[Begin Data lines]

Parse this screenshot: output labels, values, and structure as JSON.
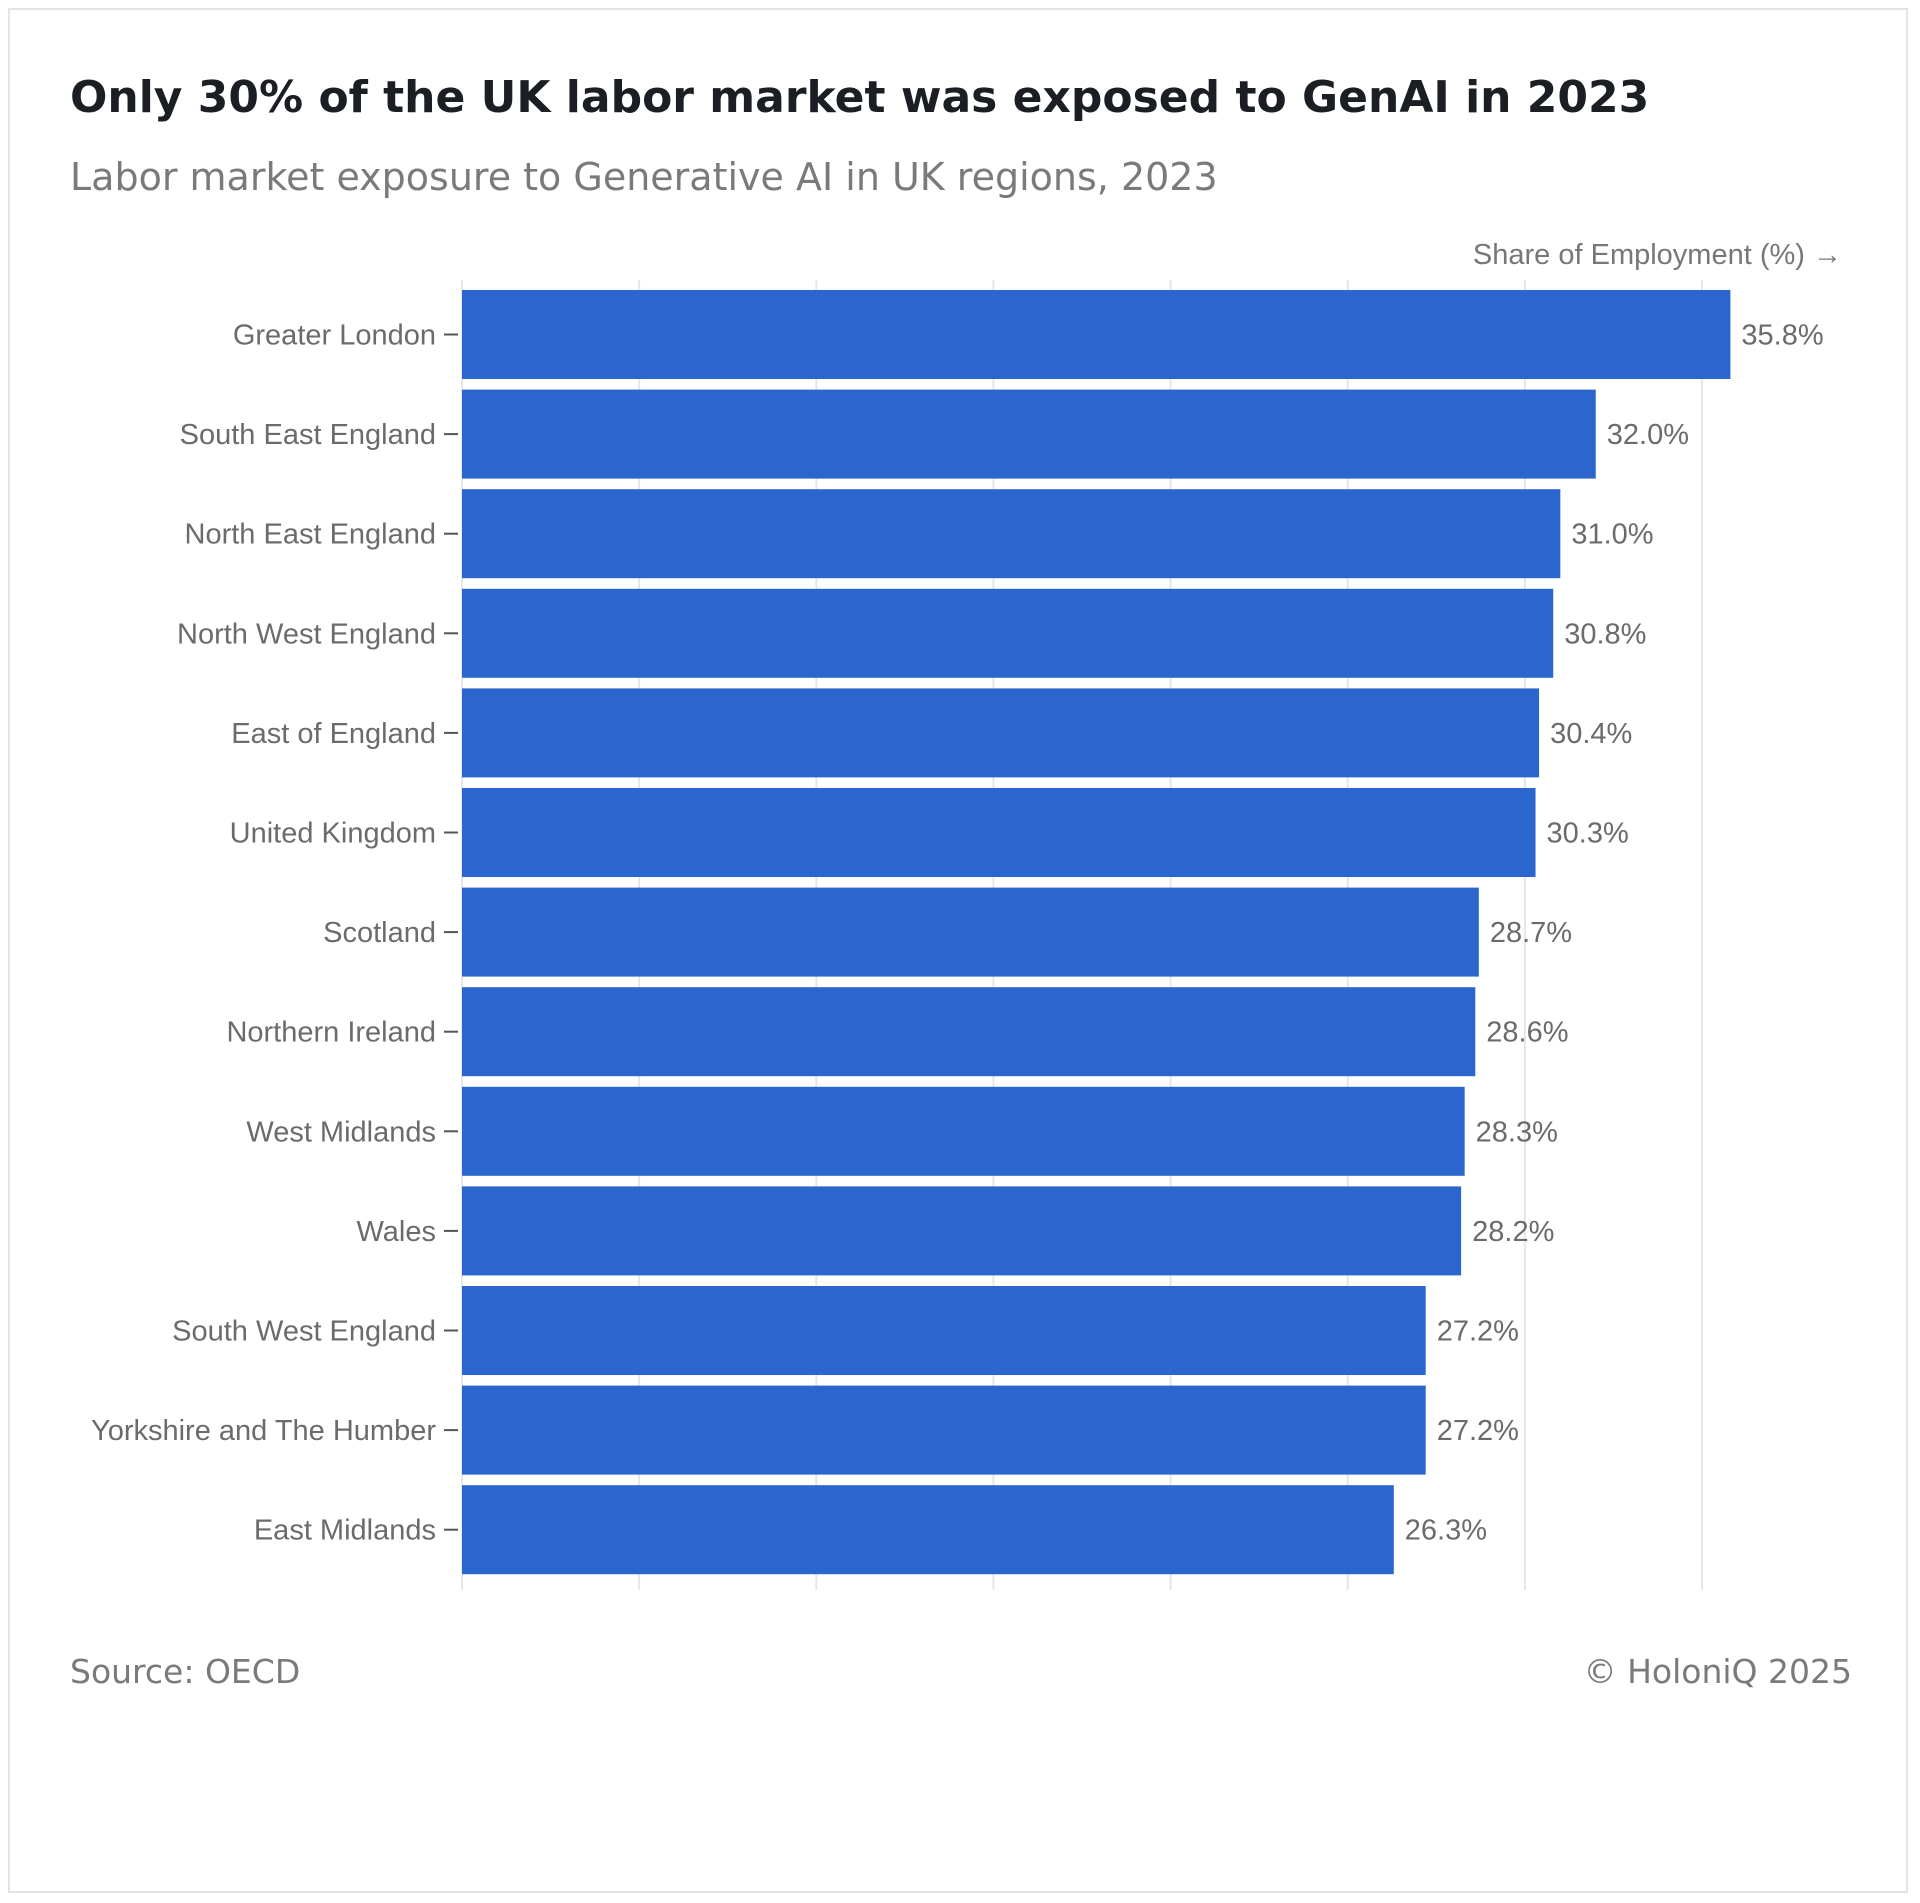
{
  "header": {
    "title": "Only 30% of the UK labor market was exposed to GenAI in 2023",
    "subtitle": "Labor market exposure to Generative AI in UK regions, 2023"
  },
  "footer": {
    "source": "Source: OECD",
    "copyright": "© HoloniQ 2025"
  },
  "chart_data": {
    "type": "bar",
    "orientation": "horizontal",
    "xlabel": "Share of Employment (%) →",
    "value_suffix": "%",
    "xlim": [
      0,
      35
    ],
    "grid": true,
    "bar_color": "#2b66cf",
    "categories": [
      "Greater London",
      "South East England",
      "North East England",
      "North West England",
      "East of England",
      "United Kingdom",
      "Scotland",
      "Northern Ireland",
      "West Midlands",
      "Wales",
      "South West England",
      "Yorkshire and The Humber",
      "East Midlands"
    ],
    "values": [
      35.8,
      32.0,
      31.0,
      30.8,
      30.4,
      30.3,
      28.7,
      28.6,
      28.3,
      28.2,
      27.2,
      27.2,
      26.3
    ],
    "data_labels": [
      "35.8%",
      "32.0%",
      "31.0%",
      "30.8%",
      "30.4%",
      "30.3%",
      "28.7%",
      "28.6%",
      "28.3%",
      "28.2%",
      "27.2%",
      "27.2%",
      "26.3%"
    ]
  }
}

[End Data lines]
[Begin Data lines]

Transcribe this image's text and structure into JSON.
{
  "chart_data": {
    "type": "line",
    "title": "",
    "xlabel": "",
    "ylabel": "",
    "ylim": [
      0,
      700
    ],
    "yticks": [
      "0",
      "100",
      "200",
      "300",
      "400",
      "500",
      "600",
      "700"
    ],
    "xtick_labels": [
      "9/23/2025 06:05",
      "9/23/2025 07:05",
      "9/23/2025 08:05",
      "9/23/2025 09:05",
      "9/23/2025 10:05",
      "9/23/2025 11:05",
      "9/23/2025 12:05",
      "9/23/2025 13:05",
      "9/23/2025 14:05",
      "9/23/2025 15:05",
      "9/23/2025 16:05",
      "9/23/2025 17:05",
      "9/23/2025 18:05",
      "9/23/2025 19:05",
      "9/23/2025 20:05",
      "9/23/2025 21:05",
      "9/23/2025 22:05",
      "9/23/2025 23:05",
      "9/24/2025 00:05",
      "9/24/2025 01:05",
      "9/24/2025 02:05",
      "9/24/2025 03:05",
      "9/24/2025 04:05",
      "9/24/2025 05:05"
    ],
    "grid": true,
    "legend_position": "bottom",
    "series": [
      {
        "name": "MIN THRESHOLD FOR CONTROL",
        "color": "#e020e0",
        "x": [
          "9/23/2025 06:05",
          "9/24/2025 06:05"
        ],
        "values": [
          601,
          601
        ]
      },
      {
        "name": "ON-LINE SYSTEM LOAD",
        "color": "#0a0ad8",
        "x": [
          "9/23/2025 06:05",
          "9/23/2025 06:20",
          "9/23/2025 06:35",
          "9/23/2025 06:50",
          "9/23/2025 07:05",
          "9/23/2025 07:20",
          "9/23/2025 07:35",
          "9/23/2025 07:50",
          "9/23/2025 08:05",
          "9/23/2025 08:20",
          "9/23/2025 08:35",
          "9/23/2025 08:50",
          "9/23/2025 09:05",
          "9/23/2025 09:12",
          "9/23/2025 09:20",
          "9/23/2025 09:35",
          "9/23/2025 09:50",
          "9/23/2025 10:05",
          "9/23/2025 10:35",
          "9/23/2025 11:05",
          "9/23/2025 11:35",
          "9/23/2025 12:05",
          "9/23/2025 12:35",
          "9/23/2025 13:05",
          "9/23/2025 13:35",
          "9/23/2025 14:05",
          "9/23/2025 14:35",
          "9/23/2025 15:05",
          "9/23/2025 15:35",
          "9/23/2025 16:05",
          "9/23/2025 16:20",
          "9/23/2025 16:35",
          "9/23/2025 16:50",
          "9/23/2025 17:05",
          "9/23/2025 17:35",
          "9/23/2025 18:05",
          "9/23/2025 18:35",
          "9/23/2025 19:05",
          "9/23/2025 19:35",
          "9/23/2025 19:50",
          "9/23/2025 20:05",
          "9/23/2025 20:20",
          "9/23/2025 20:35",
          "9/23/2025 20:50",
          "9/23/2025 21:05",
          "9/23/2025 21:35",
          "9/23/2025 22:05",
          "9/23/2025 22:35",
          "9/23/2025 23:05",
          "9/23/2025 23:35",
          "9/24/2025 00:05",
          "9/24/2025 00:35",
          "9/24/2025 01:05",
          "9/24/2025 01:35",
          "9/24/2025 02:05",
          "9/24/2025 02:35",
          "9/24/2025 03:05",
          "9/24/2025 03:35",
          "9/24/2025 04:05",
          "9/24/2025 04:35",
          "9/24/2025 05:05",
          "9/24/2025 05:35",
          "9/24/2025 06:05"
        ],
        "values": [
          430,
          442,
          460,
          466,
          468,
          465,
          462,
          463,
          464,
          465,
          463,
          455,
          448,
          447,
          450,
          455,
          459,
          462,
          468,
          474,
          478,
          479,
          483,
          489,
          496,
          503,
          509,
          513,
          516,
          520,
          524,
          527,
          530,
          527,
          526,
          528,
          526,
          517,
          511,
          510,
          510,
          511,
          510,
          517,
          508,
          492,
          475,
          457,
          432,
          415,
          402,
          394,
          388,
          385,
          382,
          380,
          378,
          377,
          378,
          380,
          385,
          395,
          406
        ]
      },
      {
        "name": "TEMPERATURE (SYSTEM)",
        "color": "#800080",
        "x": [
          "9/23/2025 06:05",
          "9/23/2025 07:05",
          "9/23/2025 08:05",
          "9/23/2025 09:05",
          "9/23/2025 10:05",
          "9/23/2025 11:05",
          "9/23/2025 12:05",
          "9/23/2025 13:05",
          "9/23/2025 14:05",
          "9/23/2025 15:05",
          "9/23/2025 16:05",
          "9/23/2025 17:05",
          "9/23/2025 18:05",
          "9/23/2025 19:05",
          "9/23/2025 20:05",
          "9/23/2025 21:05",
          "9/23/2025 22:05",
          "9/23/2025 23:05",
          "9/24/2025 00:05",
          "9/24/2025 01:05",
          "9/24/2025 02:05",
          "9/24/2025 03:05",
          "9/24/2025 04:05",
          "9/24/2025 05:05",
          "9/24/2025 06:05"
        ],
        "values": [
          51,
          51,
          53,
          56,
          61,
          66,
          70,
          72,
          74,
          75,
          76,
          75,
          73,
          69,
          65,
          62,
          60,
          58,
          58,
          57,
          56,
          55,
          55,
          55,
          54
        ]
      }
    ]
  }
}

[End Data lines]

Your task -
Only lines with the word "SYSTEM" should be collected from the material.

Worked answer -
        "name": "ON-LINE SYSTEM LOAD",
        "name": "TEMPERATURE (SYSTEM)",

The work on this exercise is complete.